→ Document:
=====
U.S. Joint Forces Command's most senior leader stressed the significance of a trained and ready joint fighting force while speaking at a warfighting exposition sponsored by the U.S. Naval Institute.

Read a transcript of the admiral's remarks


By Jennifer Colaizzi
USJFCOM Public Affairs

(VIRGINIA BEACH, Va.-– Sept. 30, 2004) - Joint, organized, trained, equipped, and ready – that’s how the U.S. military fighting forces need to function in the 21st century, and that’s the message Navy Adm. Edmund Giambastiani, commander U.S. Joint Forces Command, shared today with a audience of military and defense industry personnel.

With the asymmetrical and shifting security challenges since 9/11, greater emphasis is being placed on transforming the military to be able to respond to rapidly evolving security situations and to do so as a trained and equipped joint force.

“Readiness is absolutely essential” for providing joint forces to the right place, at the right time – whether it is peace keeping or war time operations, Giambastiani told the U.S. Naval Institute’s Warfare Exposition and Symposium’s attendees at the Virginia Beach Pavilion Convention Center.

“It is literally unthinkable to deploy a carrier strike group unequipped and untrained” and it becomes equally “unthinkable to deploy a joint task force headquarters (JTFHQ) without organizing it for success” and equipping it with best weapon systems for modern warfare, said Giambastiani.

USJFCOM’s military, civilian, and contractors, many of whom Giambastiani recognized publicly during the presentation, are dedicated to providing a trained and equipped joint force to combatant commanders around the world.

USJFCOM’s directorates work together to build the joint force of the future and improve capabilities and processes that ensure a high standard of readiness, according to the admiral.

Some of these capabilities and processes include: aiding in the standing up of joint task forces (JTF), executing the Joint National Training Capability (JNTC), using lessons learned from current real-world operations like Operation Iraqi Freedom, and implementing joint training courses for senior officers and enlisted.

This past year USJFCOM’s Standing Joint Force Headquarters (SJFHQ) Core Element (CE), composed of approximately 50 operational planners and command and control experts, have deployed to assist the stand up of nine new JTFs.
=====
→ Instructions to follow:
Mark each statement yes or no according to the article on the Joint Forces Command speech, quoting the words that settle it: (a) Giambastiani is an Army general. (b) The SJFHQ Core Element deployed to help stand up twelve new JTFs. (c) The SJFHQ Core Element is made up of about 50 operational planners and command and control experts.
=====
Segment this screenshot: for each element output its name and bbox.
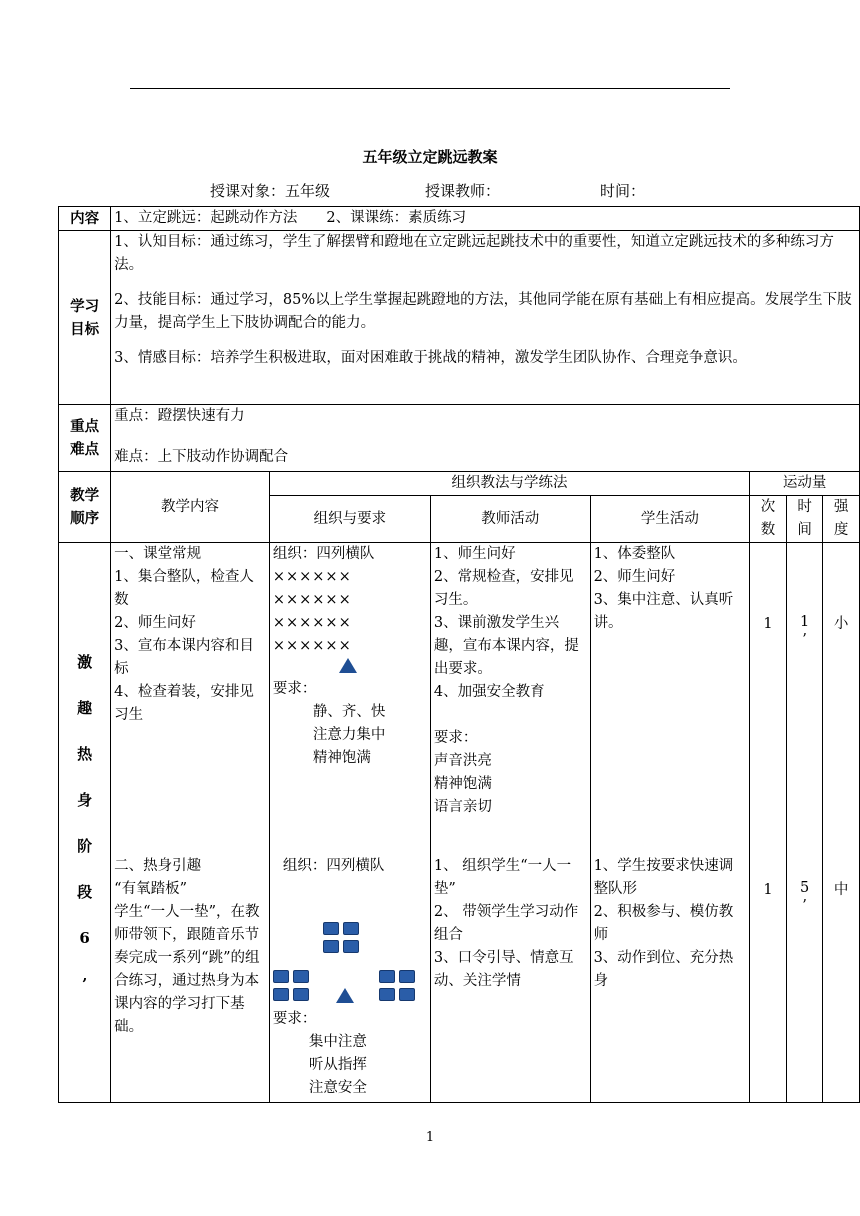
- content-header: 教学内容: [111, 472, 270, 543]
- step-board-icon: [399, 988, 415, 1001]
- section2-teacher: 1、 组织学生“一人一垫” 2、 带领学生学习动作组合 3、口令引导、情意互动、关注学情: [433, 858, 579, 989]
- goals-label: 学习 目标: [59, 231, 111, 405]
- step-board-icon: [323, 940, 339, 953]
- step-board-icon: [379, 988, 395, 1001]
- step-board-icon: [323, 922, 339, 935]
- teacher-header: 教师活动: [430, 496, 590, 543]
- step-board-icon: [293, 970, 309, 983]
- step-board-icon: [273, 988, 289, 1001]
- section1-student: 1、体委整队 2、师生问好 3、集中注意、认真听讲。: [593, 546, 734, 631]
- times-header: 次 数: [750, 496, 787, 543]
- step-board-formation: [273, 878, 427, 1008]
- step-board-icon: [293, 988, 309, 1001]
- section1-org-title: 组织：四列横队: [272, 546, 375, 562]
- times-cell: [750, 543, 787, 1103]
- key-label: 重点 难点: [59, 405, 111, 472]
- step-board-icon: [343, 940, 359, 953]
- goal-skill: 2、技能目标：通过学习，85%以上学生掌握起跳蹬地的方法，其他同学能在原有基础上有相应提高。发展学生下肢力量，提高学生上下肢协调配合的能力。: [114, 292, 852, 331]
- phase-label: 激 趣 热 身 阶 段 6 ’: [59, 543, 111, 1103]
- key-point: 重点：蹬摆快速有力: [114, 408, 245, 424]
- org-cell: [269, 543, 430, 1103]
- section2-org-title: 组织：四列横队: [282, 858, 385, 874]
- section2-duration: 5 ’: [799, 880, 810, 914]
- section2-org: [273, 855, 427, 1100]
- difficulty-point: 难点：上下肢动作协调配合: [114, 449, 289, 465]
- goal-affective: 3、情感目标：培养学生积极进取，面对困难敢于挑战的精神，激发学生团队协作、合理竞争意识。: [114, 350, 747, 366]
- intensity-header: 强 度: [823, 496, 860, 543]
- section2-req: 集中注意 听从指挥 注意安全: [308, 1034, 367, 1096]
- section2-student: 1、学生按要求快速调整队形 2、积极参与、模仿教师 3、动作到位、充分热身: [593, 858, 734, 989]
- teacher-marker: [273, 658, 427, 678]
- student-cell: [590, 543, 750, 1103]
- section1-teacher-req: 要求： 声音洪亮 精神饱满 语言亲切: [433, 730, 492, 815]
- goals-cell: [111, 231, 860, 405]
- step-board-icon: [343, 922, 359, 935]
- section2-intensity: 中: [833, 882, 849, 898]
- time-label: 时间：: [600, 182, 646, 200]
- section2-content: 二、热身引趣 “有氧踏板” 学生“一人一垫”，在教师带领下，跟随音乐节奏完成一系列“跳”的组合练习，通过热身为本课内容的学习打下基础。: [114, 858, 260, 1035]
- section1-intensity: 小: [833, 616, 849, 632]
- duration-header: 时 间: [786, 496, 823, 543]
- key-cell: [111, 405, 860, 472]
- page-title: 五年级立定跳远教案: [362, 148, 498, 166]
- section1-duration: 1 ’: [799, 614, 810, 648]
- lesson-plan-table: [58, 206, 860, 1103]
- student-header: 学生活动: [590, 496, 750, 543]
- order-header: 教学 顺序: [59, 472, 111, 543]
- section1-times: 1: [763, 616, 773, 632]
- header-rule: [130, 88, 730, 89]
- section1-req-label: 要求：: [272, 681, 317, 697]
- section1-req: 静、齐、快 注意力集中 精神饱满: [312, 704, 386, 766]
- teacher-triangle-icon: [339, 658, 357, 673]
- step-board-icon: [399, 970, 415, 983]
- section2-times: 1: [763, 882, 773, 898]
- section1-teacher: 1、师生问好 2、常规检查，安排见习生。 3、课前激发学生兴趣，宣布本课内容，提出要求。 4、加强安全教育: [433, 546, 579, 700]
- page-number: 1: [425, 1130, 435, 1145]
- step-board-icon: [273, 970, 289, 983]
- subject-label: 授课对象：五年级: [210, 182, 331, 200]
- step-board-icon: [379, 970, 395, 983]
- content-cell: [111, 543, 270, 1103]
- teacher-label: 授课教师：: [425, 182, 501, 200]
- content-text: 1、立定跳远：起跳动作方法 2、课课练：素质练习: [111, 207, 860, 231]
- section1-content: 一、课堂常规 1、集合整队，检查人数 2、师生问好 3、宣布本课内容和目标 4、检查着装，安排见习生: [114, 546, 254, 723]
- content-label: 内容: [59, 207, 111, 231]
- formation-crosses: ×××××× ×××××× ×××××× ××××××: [272, 569, 352, 654]
- duration-cell: [786, 543, 823, 1103]
- goal-cognitive: 1、认知目标：通过练习，学生了解摆臂和蹬地在立定跳远起跳技术中的重要性，知道立定跳远技术的多种练习方法。: [114, 234, 834, 273]
- teacher-triangle-icon: [336, 988, 354, 1003]
- load-group-header: 运动量: [750, 472, 860, 496]
- section2-req-label: 要求：: [272, 1011, 317, 1027]
- teacher-cell: [430, 543, 590, 1103]
- org-header: 组织与要求: [269, 496, 430, 543]
- method-group-header: 组织教法与学练法: [269, 472, 749, 496]
- intensity-cell: [823, 543, 860, 1103]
=====
→ Output:
(a) No: "Navy Adm. Edmund Giambastiani"
(b) No: "have deployed to assist the stand up of nine new JTFs"
(c) Yes: "composed of approximately 50 operational planners and command and control experts"